═══ Source data

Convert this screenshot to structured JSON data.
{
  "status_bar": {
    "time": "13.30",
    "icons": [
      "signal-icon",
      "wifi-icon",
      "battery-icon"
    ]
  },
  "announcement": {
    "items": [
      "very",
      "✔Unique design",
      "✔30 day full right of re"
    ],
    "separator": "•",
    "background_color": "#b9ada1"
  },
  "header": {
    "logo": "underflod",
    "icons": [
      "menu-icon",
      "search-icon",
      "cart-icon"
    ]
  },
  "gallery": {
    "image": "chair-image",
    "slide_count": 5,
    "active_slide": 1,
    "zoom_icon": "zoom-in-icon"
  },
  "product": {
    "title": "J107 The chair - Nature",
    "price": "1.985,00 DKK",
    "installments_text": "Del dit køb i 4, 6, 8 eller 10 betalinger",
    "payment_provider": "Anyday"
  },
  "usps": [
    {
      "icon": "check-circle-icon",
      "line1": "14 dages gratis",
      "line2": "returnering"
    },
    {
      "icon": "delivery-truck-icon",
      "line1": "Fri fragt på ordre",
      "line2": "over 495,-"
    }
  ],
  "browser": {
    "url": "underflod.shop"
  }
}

══════

» **Work to be completed**
Using the material above, gather every line that includes "chair".

» **Solution for this exercise**
    "image": "chair-image",
    "title": "J107 The chair - Nature",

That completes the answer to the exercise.